_What to produce_
Reply with one number: the count of lines in the records below that hold "have".

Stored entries
□ □ □

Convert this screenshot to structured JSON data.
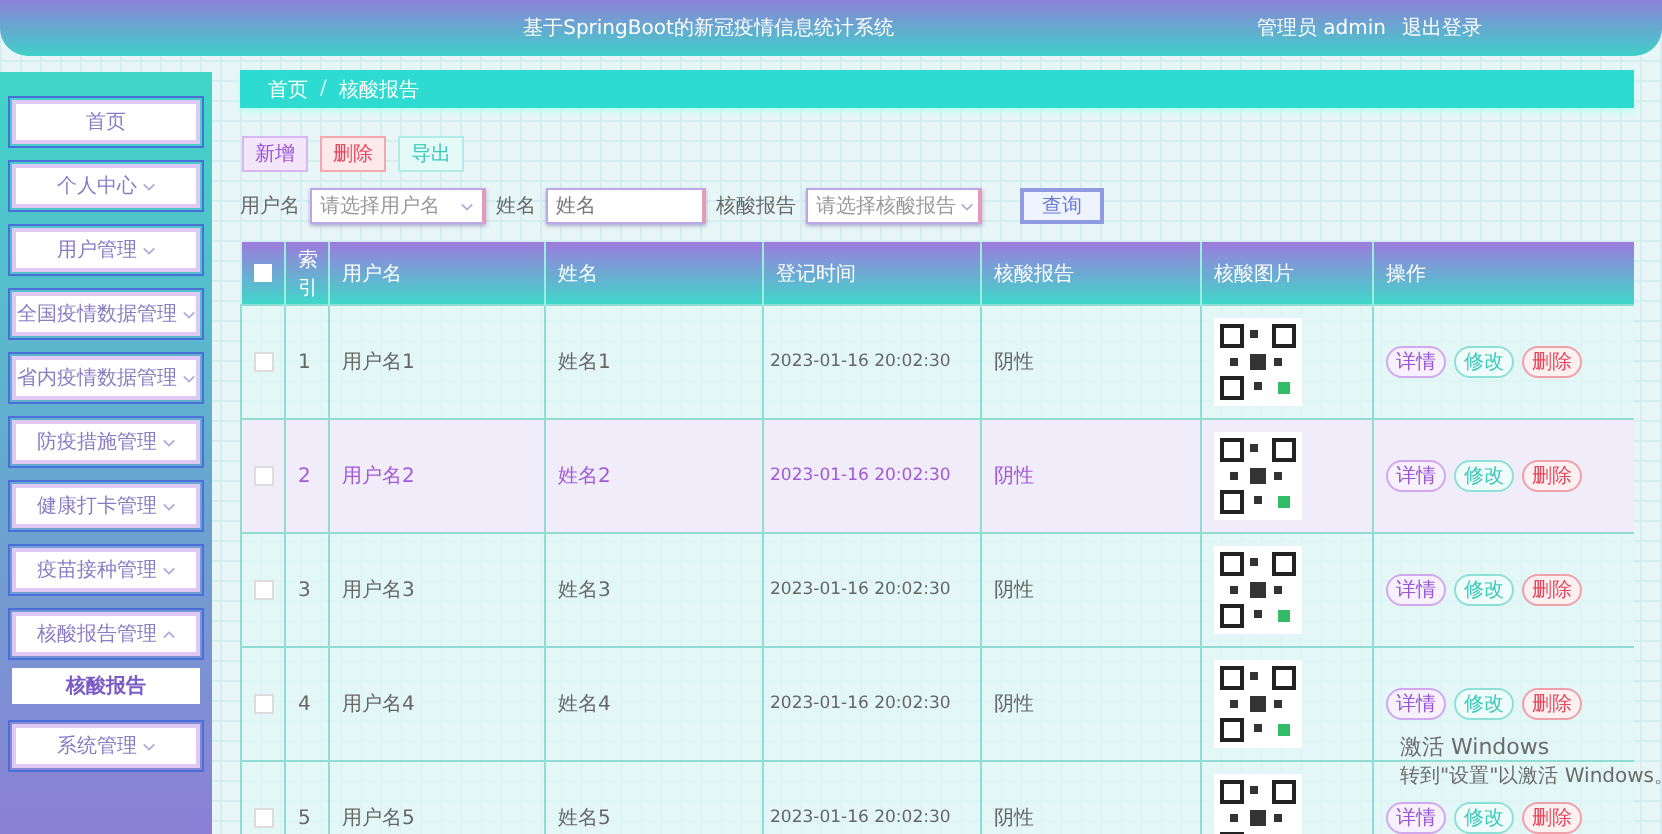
{
  "header": {
    "title": "基于SpringBoot的新冠疫情信息统计系统",
    "user": "管理员 admin",
    "logout": "退出登录"
  },
  "sidebar": {
    "items": [
      {
        "label": "首页",
        "kind": "link",
        "selected": false
      },
      {
        "label": "个人中心",
        "kind": "menu",
        "expanded": false,
        "selected": false
      },
      {
        "label": "用户管理",
        "kind": "menu",
        "expanded": false,
        "selected": false
      },
      {
        "label": "全国疫情数据管理",
        "kind": "menu",
        "expanded": false,
        "selected": false
      },
      {
        "label": "省内疫情数据管理",
        "kind": "menu",
        "expanded": false,
        "selected": false
      },
      {
        "label": "防疫措施管理",
        "kind": "menu",
        "expanded": false,
        "selected": false
      },
      {
        "label": "健康打卡管理",
        "kind": "menu",
        "expanded": false,
        "selected": false
      },
      {
        "label": "疫苗接种管理",
        "kind": "menu",
        "expanded": false,
        "selected": false
      },
      {
        "label": "核酸报告管理",
        "kind": "menu",
        "expanded": true,
        "selected": false,
        "children": [
          {
            "label": "核酸报告",
            "selected": true
          }
        ]
      },
      {
        "label": "系统管理",
        "kind": "menu",
        "expanded": false,
        "selected": false
      }
    ]
  },
  "breadcrumb": {
    "items": [
      "首页",
      "核酸报告"
    ],
    "separator": "/"
  },
  "toolbar": [
    {
      "label": "新增",
      "kind": "add"
    },
    {
      "label": "删除",
      "kind": "delete"
    },
    {
      "label": "导出",
      "kind": "export"
    }
  ],
  "filters": [
    {
      "label": "用户名",
      "kind": "select",
      "placeholder": "请选择用户名"
    },
    {
      "label": "姓名",
      "kind": "text",
      "placeholder": "姓名"
    },
    {
      "label": "核酸报告",
      "kind": "select",
      "placeholder": "请选择核酸报告"
    }
  ],
  "search_button": "查询",
  "table": {
    "select_all": {
      "checked": false
    },
    "columns": [
      "索引",
      "用户名",
      "姓名",
      "登记时间",
      "核酸报告",
      "核酸图片",
      "操作"
    ],
    "rows": [
      {
        "checked": false,
        "highlighted": false,
        "index": "1",
        "username": "用户名1",
        "name": "姓名1",
        "time": "2023-01-16 20:02:30",
        "report": "阴性",
        "actions": [
          "详情",
          "修改",
          "删除"
        ]
      },
      {
        "checked": false,
        "highlighted": true,
        "index": "2",
        "username": "用户名2",
        "name": "姓名2",
        "time": "2023-01-16 20:02:30",
        "report": "阴性",
        "actions": [
          "详情",
          "修改",
          "删除"
        ]
      },
      {
        "checked": false,
        "highlighted": false,
        "index": "3",
        "username": "用户名3",
        "name": "姓名3",
        "time": "2023-01-16 20:02:30",
        "report": "阴性",
        "actions": [
          "详情",
          "修改",
          "删除"
        ]
      },
      {
        "checked": false,
        "highlighted": false,
        "index": "4",
        "username": "用户名4",
        "name": "姓名4",
        "time": "2023-01-16 20:02:30",
        "report": "阴性",
        "actions": [
          "详情",
          "修改",
          "删除"
        ]
      },
      {
        "checked": false,
        "highlighted": false,
        "index": "5",
        "username": "用户名5",
        "name": "姓名5",
        "time": "2023-01-16 20:02:30",
        "report": "阴性",
        "actions": [
          "详情",
          "修改",
          "删除"
        ]
      }
    ]
  },
  "activation_notice": {
    "title": "激活 Windows",
    "text": "转到\"设置\"以激活 Windows。"
  }
}
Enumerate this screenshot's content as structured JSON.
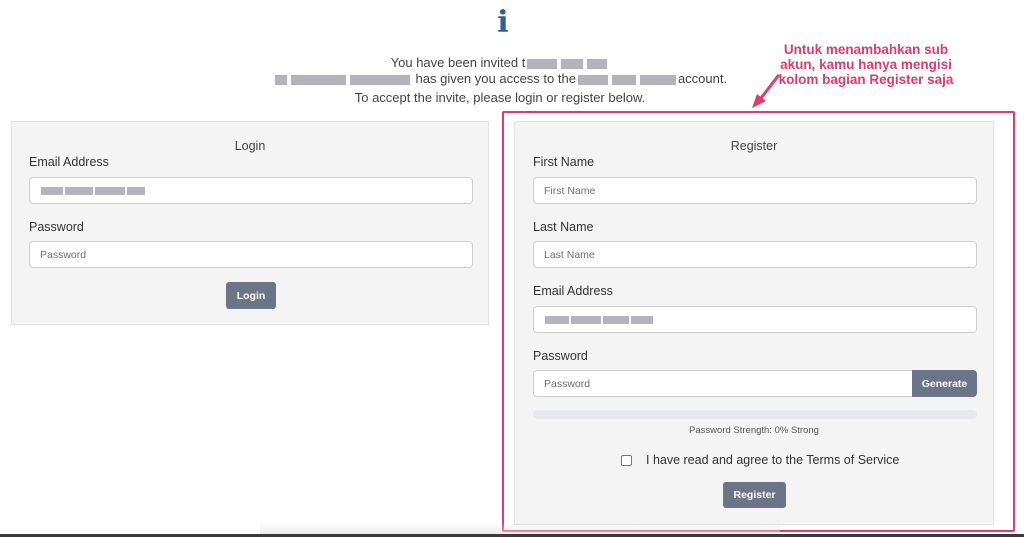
{
  "header": {
    "info_icon": "info-icon",
    "invite_line1": "You have been invited t",
    "invite_line2_mid": "has given you access to the",
    "invite_line2_end": "account.",
    "invite_line3": "To accept the invite, please login or register below."
  },
  "annotation": {
    "text": "Untuk menambahkan sub akun, kamu hanya mengisi kolom bagian Register saja",
    "color": "#e23a6d"
  },
  "login": {
    "title": "Login",
    "email_label": "Email Address",
    "email_value": "",
    "password_label": "Password",
    "password_placeholder": "Password",
    "button_label": "Login"
  },
  "register": {
    "title": "Register",
    "first_name_label": "First Name",
    "first_name_placeholder": "First Name",
    "last_name_label": "Last Name",
    "last_name_placeholder": "Last Name",
    "email_label": "Email Address",
    "email_value": "",
    "password_label": "Password",
    "password_placeholder": "Password",
    "generate_label": "Generate",
    "strength_text": "Password Strength: 0% Strong",
    "strength_percent": 0,
    "tos_label": "I have read and agree to the Terms of Service",
    "button_label": "Register"
  },
  "colors": {
    "accent": "#e23a6d",
    "button": "#6c7487",
    "icon": "#2f5f8f"
  }
}
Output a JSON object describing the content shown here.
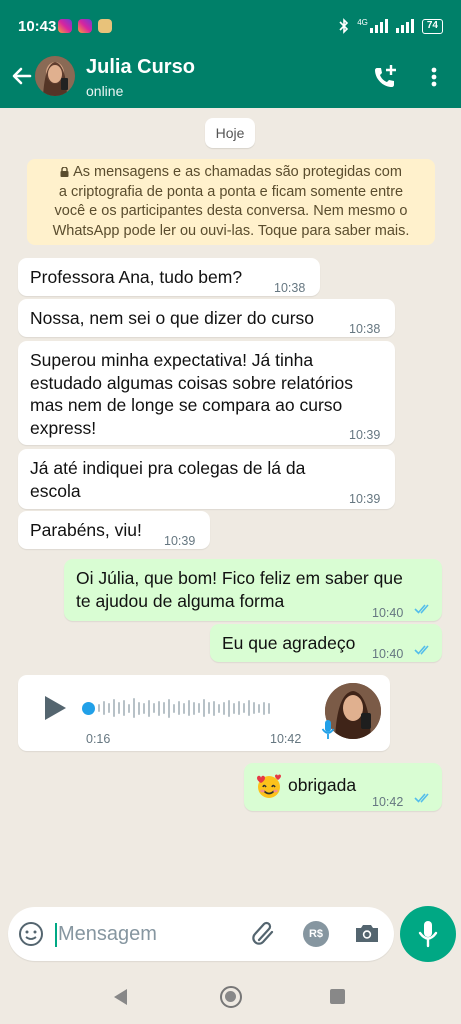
{
  "status_bar": {
    "time": "10:43",
    "network": "4G",
    "battery": "74"
  },
  "header": {
    "contact_name": "Julia Curso",
    "contact_status": "online"
  },
  "chat": {
    "date_chip": "Hoje",
    "encryption_notice": [
      "As mensagens e as chamadas são protegidas com",
      "a criptografia de ponta a ponta e ficam somente entre",
      "você e os participantes desta conversa. Nem mesmo o",
      "WhatsApp pode ler ou ouvi-las. Toque para saber mais."
    ],
    "messages": [
      {
        "direction": "in",
        "lines": [
          "Professora Ana, tudo bem?"
        ],
        "time": "10:38"
      },
      {
        "direction": "in",
        "lines": [
          "Nossa, nem sei o que dizer do curso"
        ],
        "time": "10:38"
      },
      {
        "direction": "in",
        "lines": [
          "Superou minha expectativa! Já tinha",
          "estudado algumas coisas sobre relatórios",
          "mas nem de longe se compara ao curso",
          "express!"
        ],
        "time": "10:39"
      },
      {
        "direction": "in",
        "lines": [
          "Já até indiquei pra colegas de lá da",
          "escola"
        ],
        "time": "10:39"
      },
      {
        "direction": "in",
        "lines": [
          "Parabéns, viu!"
        ],
        "time": "10:39"
      },
      {
        "direction": "out",
        "lines": [
          "Oi Júlia, que bom! Fico feliz em saber que",
          "te ajudou de alguma forma"
        ],
        "time": "10:40",
        "status": "read"
      },
      {
        "direction": "out",
        "lines": [
          "Eu que agradeço"
        ],
        "time": "10:40",
        "status": "read"
      },
      {
        "direction": "out",
        "emoji": "smiling-face-with-hearts",
        "lines": [
          "obrigada"
        ],
        "time": "10:42",
        "status": "read"
      }
    ],
    "voice_message": {
      "direction": "in",
      "duration": "0:16",
      "time": "10:42",
      "progress": 0
    }
  },
  "input_bar": {
    "placeholder": "Mensagem",
    "value": "",
    "payment_label": "R$"
  },
  "colors": {
    "header": "#008069",
    "accent": "#00a884",
    "incoming_bubble": "#ffffff",
    "outgoing_bubble": "#d9fdd3",
    "read_ticks": "#53bdeb",
    "chat_background": "#efeae2"
  }
}
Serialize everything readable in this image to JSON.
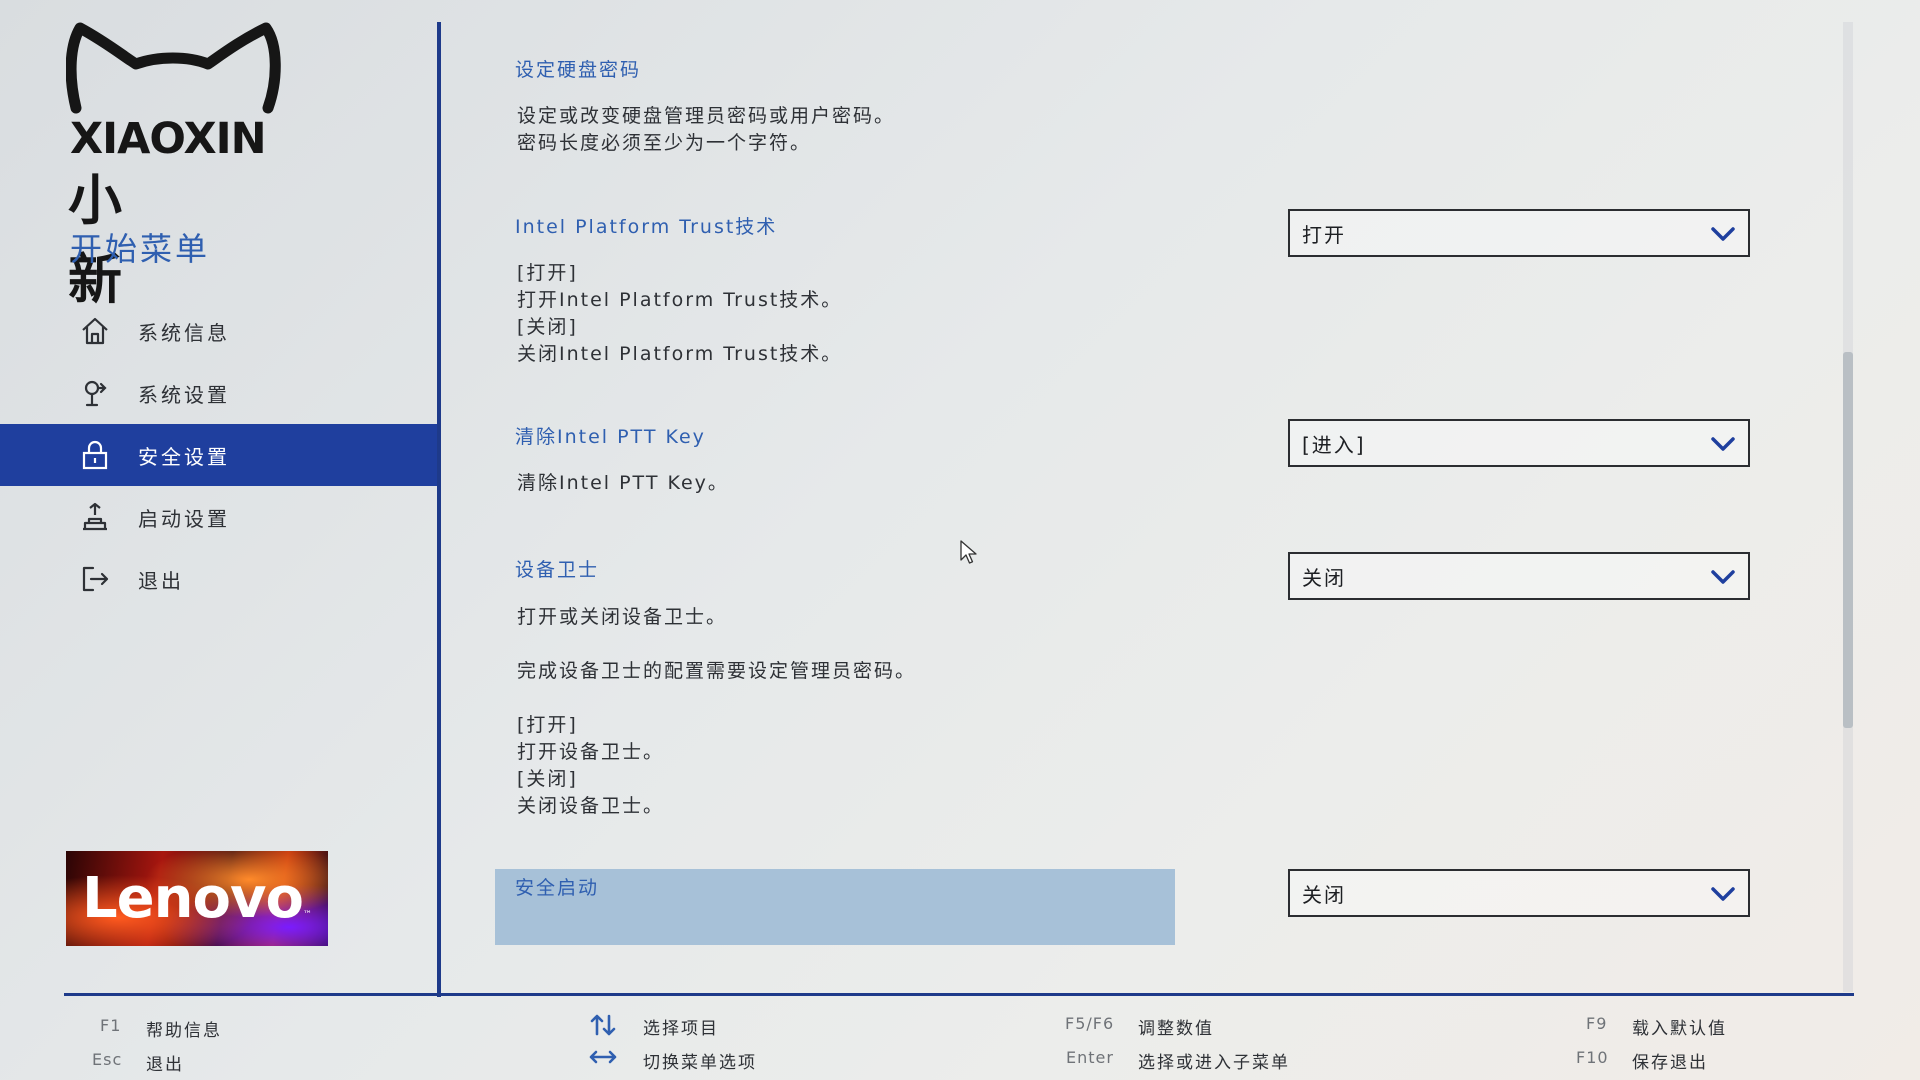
{
  "brand": {
    "logo_text": "XIAOXIN",
    "logo_cn": "小新",
    "menu_title": "开始菜单",
    "lenovo_logo": "Lenovo"
  },
  "nav": {
    "items": [
      {
        "label": "系统信息",
        "icon": "home-icon"
      },
      {
        "label": "系统设置",
        "icon": "system-settings-icon"
      },
      {
        "label": "安全设置",
        "icon": "lock-icon",
        "active": true
      },
      {
        "label": "启动设置",
        "icon": "boot-icon"
      },
      {
        "label": "退出",
        "icon": "exit-icon"
      }
    ]
  },
  "settings": {
    "hdd_password": {
      "title": "设定硬盘密码",
      "desc": "设定或改变硬盘管理员密码或用户密码。\n密码长度必须至少为一个字符。"
    },
    "ptt": {
      "title": "Intel Platform Trust技术",
      "desc": "[打开]\n打开Intel Platform Trust技术。\n[关闭]\n关闭Intel Platform Trust技术。",
      "value": "打开"
    },
    "ptt_key": {
      "title": "清除Intel PTT Key",
      "desc": "清除Intel PTT Key。",
      "value": "[进入]"
    },
    "device_guard": {
      "title": "设备卫士",
      "desc": "打开或关闭设备卫士。\n\n完成设备卫士的配置需要设定管理员密码。\n\n[打开]\n打开设备卫士。\n[关闭]\n关闭设备卫士。",
      "value": "关闭"
    },
    "secure_boot": {
      "title": "安全启动",
      "value": "关闭"
    }
  },
  "footer": {
    "f1_key": "F1",
    "f1_label": "帮助信息",
    "esc_key": "Esc",
    "esc_label": "退出",
    "updown_label": "选择项目",
    "leftright_label": "切换菜单选项",
    "f5f6_key": "F5/F6",
    "f5f6_label": "调整数值",
    "enter_key": "Enter",
    "enter_label": "选择或进入子菜单",
    "f9_key": "F9",
    "f9_label": "载入默认值",
    "f10_key": "F10",
    "f10_label": "保存退出"
  },
  "colors": {
    "accent": "#1f3f9e",
    "title_blue": "#2f5fb0",
    "highlight": "#a7c1d8"
  }
}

□ □ □

_Final answer_
2